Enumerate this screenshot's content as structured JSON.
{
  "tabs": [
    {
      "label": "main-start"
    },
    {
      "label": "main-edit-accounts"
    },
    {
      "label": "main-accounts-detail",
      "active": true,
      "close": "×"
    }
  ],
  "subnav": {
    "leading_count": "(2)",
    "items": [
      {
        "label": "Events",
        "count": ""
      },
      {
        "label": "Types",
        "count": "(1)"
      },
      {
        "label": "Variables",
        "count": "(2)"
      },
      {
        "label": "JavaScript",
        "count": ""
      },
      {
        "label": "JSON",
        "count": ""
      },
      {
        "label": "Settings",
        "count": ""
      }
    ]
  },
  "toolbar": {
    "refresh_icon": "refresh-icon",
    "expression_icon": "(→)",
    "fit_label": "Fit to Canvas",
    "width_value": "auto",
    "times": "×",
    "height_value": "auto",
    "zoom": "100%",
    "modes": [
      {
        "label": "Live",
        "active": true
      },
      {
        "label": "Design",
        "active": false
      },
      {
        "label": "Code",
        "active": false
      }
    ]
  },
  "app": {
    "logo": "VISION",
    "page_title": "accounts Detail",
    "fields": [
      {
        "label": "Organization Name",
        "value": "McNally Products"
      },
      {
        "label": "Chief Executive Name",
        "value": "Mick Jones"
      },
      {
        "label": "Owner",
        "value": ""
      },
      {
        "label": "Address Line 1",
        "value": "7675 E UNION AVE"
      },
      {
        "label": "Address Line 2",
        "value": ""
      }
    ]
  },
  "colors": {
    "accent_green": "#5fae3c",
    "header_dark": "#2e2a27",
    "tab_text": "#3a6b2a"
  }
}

◇ ◇ ◇

_EXERCISE BRIEF_.
Repeat the listing above without any change.

_SOLUTION FOR THIS PROBLEM_.
Enumerate this screenshot's content as structured JSON.
{
  "tabs": [
    {
      "label": "main-start"
    },
    {
      "label": "main-edit-accounts"
    },
    {
      "label": "main-accounts-detail",
      "active": true,
      "close": "×"
    }
  ],
  "subnav": {
    "leading_count": "(2)",
    "items": [
      {
        "label": "Events",
        "count": ""
      },
      {
        "label": "Types",
        "count": "(1)"
      },
      {
        "label": "Variables",
        "count": "(2)"
      },
      {
        "label": "JavaScript",
        "count": ""
      },
      {
        "label": "JSON",
        "count": ""
      },
      {
        "label": "Settings",
        "count": ""
      }
    ]
  },
  "toolbar": {
    "refresh_icon": "refresh-icon",
    "expression_icon": "(→)",
    "fit_label": "Fit to Canvas",
    "width_value": "auto",
    "times": "×",
    "height_value": "auto",
    "zoom": "100%",
    "modes": [
      {
        "label": "Live",
        "active": true
      },
      {
        "label": "Design",
        "active": false
      },
      {
        "label": "Code",
        "active": false
      }
    ]
  },
  "app": {
    "logo": "VISION",
    "page_title": "accounts Detail",
    "fields": [
      {
        "label": "Organization Name",
        "value": "McNally Products"
      },
      {
        "label": "Chief Executive Name",
        "value": "Mick Jones"
      },
      {
        "label": "Owner",
        "value": ""
      },
      {
        "label": "Address Line 1",
        "value": "7675 E UNION AVE"
      },
      {
        "label": "Address Line 2",
        "value": ""
      }
    ]
  },
  "colors": {
    "accent_green": "#5fae3c",
    "header_dark": "#2e2a27",
    "tab_text": "#3a6b2a"
  }
}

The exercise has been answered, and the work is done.